[Stored items from a collection]
________________

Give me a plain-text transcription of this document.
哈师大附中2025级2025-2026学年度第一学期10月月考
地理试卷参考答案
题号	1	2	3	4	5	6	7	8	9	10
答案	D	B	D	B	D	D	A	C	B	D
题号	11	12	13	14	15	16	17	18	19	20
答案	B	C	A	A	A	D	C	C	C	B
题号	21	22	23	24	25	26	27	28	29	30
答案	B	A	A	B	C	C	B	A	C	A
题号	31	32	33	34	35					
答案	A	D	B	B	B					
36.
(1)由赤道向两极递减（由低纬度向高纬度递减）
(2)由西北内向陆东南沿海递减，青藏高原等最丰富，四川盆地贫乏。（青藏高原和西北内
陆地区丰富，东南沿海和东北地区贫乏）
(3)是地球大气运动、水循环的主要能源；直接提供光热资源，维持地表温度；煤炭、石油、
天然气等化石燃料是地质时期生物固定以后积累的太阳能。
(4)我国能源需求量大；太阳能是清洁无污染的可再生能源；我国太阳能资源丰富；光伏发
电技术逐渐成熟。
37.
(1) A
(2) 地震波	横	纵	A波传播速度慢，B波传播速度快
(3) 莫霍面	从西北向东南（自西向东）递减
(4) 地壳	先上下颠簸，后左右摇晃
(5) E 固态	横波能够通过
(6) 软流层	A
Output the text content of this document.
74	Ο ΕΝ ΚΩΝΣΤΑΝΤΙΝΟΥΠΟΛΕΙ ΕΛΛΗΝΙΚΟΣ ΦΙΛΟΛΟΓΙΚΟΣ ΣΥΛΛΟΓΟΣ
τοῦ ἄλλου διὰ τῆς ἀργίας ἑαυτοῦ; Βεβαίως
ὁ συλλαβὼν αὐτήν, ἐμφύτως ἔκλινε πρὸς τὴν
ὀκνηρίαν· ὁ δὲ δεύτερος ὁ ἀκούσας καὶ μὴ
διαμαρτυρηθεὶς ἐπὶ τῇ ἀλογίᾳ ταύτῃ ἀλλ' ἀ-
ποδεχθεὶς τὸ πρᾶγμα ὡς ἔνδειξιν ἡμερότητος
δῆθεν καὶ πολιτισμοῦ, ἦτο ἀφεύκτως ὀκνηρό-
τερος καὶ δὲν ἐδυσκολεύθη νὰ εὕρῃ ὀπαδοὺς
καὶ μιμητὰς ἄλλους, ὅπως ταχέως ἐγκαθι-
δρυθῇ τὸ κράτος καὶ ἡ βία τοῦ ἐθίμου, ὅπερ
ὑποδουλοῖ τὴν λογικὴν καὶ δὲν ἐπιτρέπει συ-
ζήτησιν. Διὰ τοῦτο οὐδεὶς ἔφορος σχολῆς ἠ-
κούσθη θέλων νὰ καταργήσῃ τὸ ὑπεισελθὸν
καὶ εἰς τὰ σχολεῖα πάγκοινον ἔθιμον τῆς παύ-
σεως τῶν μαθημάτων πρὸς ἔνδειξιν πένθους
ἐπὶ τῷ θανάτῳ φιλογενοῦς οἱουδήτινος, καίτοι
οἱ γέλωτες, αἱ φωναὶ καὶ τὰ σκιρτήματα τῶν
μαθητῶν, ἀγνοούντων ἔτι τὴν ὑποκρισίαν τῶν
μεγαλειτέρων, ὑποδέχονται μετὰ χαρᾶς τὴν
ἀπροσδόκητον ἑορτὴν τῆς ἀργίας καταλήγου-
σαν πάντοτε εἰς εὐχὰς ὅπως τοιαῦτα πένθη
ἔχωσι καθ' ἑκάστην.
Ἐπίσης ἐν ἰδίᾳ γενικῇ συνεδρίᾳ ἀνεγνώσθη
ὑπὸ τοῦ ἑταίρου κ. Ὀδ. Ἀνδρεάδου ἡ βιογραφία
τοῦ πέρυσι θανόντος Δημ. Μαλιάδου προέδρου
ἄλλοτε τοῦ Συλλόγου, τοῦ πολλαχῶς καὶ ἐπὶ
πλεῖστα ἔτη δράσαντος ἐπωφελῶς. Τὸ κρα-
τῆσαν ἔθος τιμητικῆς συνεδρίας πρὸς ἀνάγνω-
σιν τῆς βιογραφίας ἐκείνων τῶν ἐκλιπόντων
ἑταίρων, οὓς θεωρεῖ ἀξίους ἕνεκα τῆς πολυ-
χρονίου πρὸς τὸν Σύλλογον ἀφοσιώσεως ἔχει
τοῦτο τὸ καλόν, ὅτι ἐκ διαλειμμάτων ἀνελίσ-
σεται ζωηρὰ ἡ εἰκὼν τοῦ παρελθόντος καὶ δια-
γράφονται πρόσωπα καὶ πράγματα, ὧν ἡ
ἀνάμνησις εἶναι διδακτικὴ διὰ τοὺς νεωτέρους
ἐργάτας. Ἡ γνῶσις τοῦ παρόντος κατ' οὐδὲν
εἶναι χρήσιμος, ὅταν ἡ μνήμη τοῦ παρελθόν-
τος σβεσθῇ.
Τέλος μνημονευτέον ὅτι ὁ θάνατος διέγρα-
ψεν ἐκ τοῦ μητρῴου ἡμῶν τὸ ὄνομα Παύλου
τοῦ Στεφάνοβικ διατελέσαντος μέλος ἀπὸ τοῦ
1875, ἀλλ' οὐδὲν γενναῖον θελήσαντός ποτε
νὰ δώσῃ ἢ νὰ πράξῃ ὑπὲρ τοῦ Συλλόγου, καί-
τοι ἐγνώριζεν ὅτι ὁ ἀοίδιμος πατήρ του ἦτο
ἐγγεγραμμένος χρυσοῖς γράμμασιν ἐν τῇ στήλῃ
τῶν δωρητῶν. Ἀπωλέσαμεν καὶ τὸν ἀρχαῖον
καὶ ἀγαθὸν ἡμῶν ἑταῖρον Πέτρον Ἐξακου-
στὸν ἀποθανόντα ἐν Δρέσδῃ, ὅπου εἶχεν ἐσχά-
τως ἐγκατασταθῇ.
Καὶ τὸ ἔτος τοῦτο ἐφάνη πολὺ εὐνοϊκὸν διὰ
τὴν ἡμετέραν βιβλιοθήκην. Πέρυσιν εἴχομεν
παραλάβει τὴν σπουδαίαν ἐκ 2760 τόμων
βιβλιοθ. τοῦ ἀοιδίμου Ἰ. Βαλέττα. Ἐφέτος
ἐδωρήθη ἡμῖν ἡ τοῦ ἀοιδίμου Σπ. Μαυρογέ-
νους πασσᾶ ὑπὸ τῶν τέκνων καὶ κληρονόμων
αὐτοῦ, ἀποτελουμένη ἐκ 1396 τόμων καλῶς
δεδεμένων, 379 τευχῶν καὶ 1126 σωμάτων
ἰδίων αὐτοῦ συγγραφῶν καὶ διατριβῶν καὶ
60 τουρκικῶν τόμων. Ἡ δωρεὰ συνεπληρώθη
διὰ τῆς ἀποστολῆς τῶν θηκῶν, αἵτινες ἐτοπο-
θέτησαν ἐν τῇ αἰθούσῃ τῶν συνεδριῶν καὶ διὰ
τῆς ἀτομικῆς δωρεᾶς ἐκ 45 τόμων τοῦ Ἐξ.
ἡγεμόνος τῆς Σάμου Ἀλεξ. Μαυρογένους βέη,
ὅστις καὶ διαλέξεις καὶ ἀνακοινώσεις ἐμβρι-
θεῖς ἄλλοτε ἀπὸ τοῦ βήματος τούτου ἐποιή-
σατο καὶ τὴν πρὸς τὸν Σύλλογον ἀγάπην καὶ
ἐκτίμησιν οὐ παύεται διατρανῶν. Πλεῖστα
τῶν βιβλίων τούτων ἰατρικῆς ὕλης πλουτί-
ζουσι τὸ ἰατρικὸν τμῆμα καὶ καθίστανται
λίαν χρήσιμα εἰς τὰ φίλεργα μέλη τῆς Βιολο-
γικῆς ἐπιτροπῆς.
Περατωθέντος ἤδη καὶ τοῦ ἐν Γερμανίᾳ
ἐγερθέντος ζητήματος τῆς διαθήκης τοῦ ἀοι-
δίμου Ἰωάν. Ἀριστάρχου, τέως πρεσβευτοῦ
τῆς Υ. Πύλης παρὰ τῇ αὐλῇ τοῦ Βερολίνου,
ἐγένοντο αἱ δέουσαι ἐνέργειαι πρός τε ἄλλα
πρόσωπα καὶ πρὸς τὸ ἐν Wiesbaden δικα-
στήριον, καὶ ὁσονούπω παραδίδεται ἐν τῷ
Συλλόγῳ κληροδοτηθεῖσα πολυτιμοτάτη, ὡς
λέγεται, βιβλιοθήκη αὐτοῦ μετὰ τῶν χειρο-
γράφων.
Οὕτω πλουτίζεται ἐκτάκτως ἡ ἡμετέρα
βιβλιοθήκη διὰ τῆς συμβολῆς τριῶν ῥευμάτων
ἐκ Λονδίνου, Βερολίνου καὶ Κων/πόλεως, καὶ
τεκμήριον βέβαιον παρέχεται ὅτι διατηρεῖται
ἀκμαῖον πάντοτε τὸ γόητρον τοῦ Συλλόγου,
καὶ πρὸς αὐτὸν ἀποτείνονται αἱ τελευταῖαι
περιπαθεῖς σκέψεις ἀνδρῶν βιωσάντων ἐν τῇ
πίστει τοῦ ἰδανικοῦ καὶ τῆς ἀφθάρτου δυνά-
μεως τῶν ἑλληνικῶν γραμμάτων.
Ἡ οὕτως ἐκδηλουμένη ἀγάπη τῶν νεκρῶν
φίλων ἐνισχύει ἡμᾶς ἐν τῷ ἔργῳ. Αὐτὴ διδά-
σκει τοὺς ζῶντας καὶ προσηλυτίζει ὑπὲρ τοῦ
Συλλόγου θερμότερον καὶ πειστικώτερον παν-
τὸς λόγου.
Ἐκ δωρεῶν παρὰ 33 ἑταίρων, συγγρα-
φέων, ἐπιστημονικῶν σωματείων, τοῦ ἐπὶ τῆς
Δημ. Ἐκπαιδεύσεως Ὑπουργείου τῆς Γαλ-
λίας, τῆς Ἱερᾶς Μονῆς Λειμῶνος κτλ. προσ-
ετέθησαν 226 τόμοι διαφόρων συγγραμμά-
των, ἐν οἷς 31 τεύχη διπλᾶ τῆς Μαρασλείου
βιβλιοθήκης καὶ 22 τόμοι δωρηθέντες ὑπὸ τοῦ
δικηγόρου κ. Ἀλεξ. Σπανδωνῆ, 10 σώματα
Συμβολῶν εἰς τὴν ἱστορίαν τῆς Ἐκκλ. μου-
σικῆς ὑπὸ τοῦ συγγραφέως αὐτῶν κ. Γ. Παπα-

________________

*TO BE DONE:*
Go through the entries above and copy every line containing "ἀργίας".

*SOLVED PROBLEM:*
τοῦ ἄλλου διὰ τῆς ἀργίας ἑαυτοῦ; Βεβαίως
ἀπροσδόκητον ἑορτὴν τῆς ἀργίας καταλήγου-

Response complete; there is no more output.